> Dataset entries on figures:

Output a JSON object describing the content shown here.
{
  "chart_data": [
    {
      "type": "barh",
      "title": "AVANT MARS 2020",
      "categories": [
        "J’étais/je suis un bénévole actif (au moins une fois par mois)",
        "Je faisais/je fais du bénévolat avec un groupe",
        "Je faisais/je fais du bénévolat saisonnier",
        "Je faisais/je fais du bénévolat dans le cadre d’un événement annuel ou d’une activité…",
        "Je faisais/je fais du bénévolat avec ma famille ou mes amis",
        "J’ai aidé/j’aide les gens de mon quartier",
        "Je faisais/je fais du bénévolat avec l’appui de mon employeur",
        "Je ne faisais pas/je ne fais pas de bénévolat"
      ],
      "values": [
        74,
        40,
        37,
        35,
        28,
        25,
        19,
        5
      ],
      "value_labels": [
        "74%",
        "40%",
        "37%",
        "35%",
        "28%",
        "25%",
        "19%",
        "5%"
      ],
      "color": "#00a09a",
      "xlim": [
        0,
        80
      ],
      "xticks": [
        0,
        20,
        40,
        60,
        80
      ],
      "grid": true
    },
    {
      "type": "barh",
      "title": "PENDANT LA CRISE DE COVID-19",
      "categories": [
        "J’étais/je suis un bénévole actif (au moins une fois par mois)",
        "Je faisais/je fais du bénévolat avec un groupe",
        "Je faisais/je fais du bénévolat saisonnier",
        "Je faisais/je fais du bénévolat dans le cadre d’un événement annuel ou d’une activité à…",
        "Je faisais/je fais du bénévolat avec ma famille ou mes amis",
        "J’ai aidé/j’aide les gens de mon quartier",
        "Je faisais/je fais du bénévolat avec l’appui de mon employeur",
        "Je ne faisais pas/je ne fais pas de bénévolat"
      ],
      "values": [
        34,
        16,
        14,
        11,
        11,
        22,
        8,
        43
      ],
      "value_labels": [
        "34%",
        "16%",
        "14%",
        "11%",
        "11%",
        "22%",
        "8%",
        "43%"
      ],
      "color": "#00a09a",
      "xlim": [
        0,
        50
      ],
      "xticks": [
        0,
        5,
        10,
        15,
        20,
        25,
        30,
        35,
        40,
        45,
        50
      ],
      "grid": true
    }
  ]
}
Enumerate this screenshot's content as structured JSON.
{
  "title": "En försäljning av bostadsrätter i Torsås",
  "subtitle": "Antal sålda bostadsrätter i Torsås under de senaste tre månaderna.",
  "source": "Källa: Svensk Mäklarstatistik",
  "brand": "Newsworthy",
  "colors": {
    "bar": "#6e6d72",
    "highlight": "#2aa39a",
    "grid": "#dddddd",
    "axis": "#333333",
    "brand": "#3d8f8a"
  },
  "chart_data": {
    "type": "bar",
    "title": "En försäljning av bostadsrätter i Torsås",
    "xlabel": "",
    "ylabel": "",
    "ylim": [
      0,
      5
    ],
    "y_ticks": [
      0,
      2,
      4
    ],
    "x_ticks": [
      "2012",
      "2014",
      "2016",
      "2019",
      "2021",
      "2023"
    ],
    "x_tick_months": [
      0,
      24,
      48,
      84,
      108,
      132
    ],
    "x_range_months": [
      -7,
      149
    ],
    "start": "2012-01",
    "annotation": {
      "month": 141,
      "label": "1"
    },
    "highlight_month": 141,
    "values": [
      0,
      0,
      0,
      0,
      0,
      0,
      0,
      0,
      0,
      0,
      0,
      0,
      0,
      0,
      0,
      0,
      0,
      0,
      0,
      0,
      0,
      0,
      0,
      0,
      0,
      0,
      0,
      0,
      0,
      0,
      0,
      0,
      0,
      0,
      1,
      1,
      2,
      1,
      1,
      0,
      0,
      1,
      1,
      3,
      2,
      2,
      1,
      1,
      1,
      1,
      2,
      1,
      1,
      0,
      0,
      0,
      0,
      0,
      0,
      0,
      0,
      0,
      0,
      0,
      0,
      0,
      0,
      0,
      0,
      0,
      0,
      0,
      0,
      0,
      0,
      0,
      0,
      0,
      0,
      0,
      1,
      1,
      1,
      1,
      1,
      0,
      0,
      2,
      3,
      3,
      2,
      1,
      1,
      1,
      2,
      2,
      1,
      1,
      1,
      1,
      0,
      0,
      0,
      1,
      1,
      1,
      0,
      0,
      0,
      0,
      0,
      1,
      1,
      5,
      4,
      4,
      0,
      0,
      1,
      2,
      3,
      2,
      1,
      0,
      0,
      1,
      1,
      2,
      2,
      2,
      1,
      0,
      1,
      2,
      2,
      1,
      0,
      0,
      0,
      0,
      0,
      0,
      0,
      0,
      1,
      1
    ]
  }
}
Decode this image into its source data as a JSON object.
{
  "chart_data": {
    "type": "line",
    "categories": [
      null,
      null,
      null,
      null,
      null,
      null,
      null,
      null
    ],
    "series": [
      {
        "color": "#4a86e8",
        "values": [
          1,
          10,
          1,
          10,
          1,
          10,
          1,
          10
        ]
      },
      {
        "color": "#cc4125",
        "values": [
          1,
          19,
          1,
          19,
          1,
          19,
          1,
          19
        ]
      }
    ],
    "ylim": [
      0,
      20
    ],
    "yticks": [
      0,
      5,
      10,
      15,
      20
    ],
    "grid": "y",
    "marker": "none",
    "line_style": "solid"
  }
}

> Goal of the exercise:
Collect the lines of the data that carry the word "grid".

> Solved exercise:
      "grid": true
      "grid": true
    "grid": "#dddddd",
    "grid": "y",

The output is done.